Records from a collection:
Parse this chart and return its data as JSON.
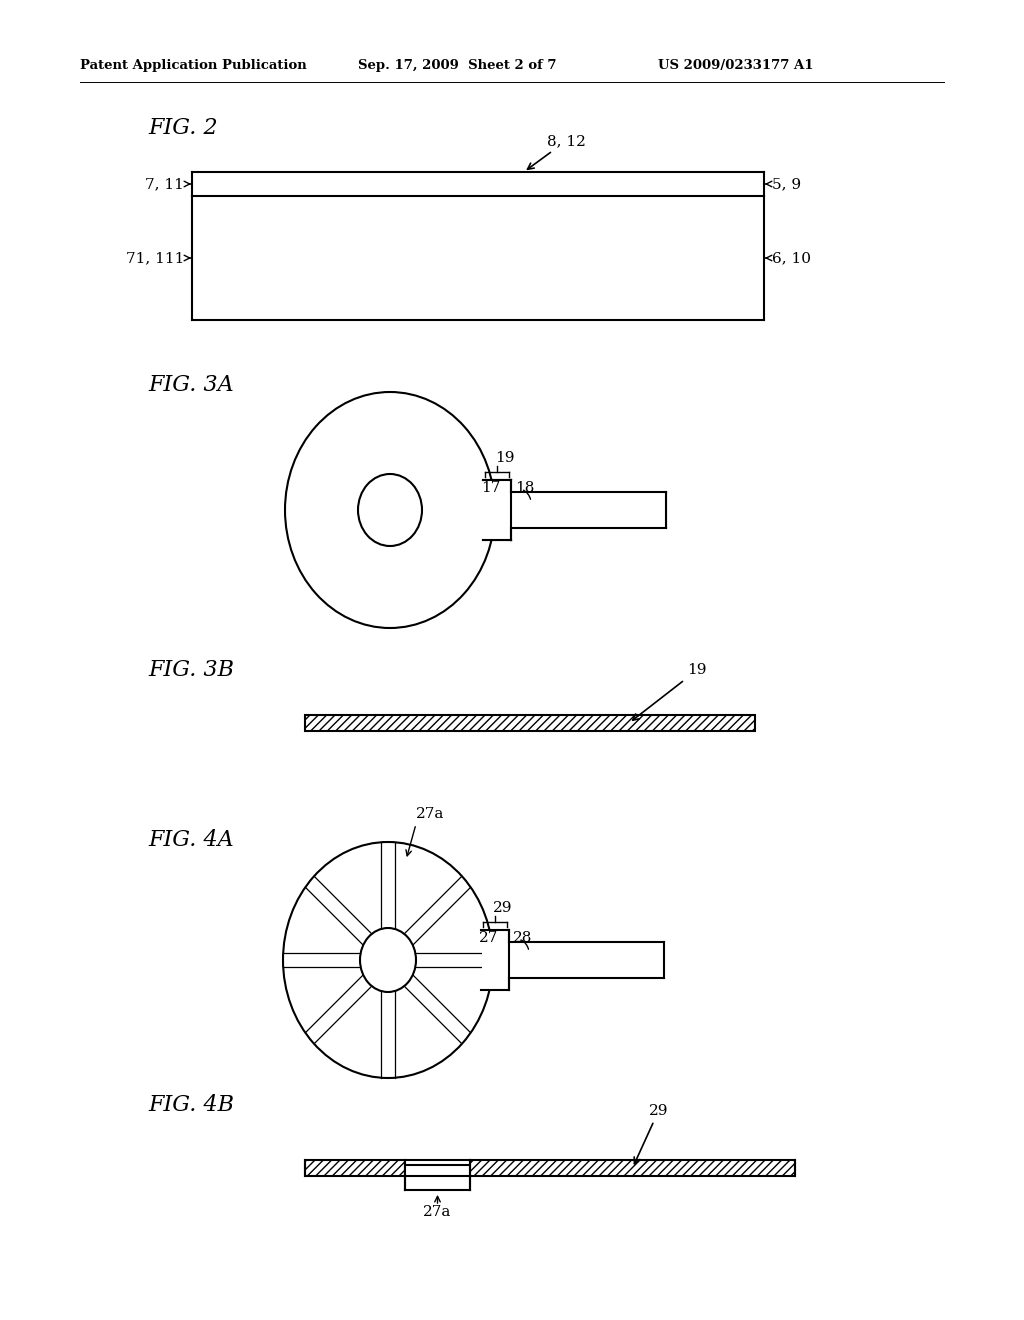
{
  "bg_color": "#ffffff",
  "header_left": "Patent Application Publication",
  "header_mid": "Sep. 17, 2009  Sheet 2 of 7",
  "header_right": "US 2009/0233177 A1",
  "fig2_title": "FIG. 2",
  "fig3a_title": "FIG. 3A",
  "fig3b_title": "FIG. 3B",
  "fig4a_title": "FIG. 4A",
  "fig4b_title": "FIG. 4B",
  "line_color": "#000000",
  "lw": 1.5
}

- [What is required] Make an exact reproduction of the listing above, without any pictures.

- [Response to this exercise]
Parse this chart and return its data as JSON.
{
  "bg_color": "#ffffff",
  "header_left": "Patent Application Publication",
  "header_mid": "Sep. 17, 2009  Sheet 2 of 7",
  "header_right": "US 2009/0233177 A1",
  "fig2_title": "FIG. 2",
  "fig3a_title": "FIG. 3A",
  "fig3b_title": "FIG. 3B",
  "fig4a_title": "FIG. 4A",
  "fig4b_title": "FIG. 4B",
  "line_color": "#000000",
  "lw": 1.5
}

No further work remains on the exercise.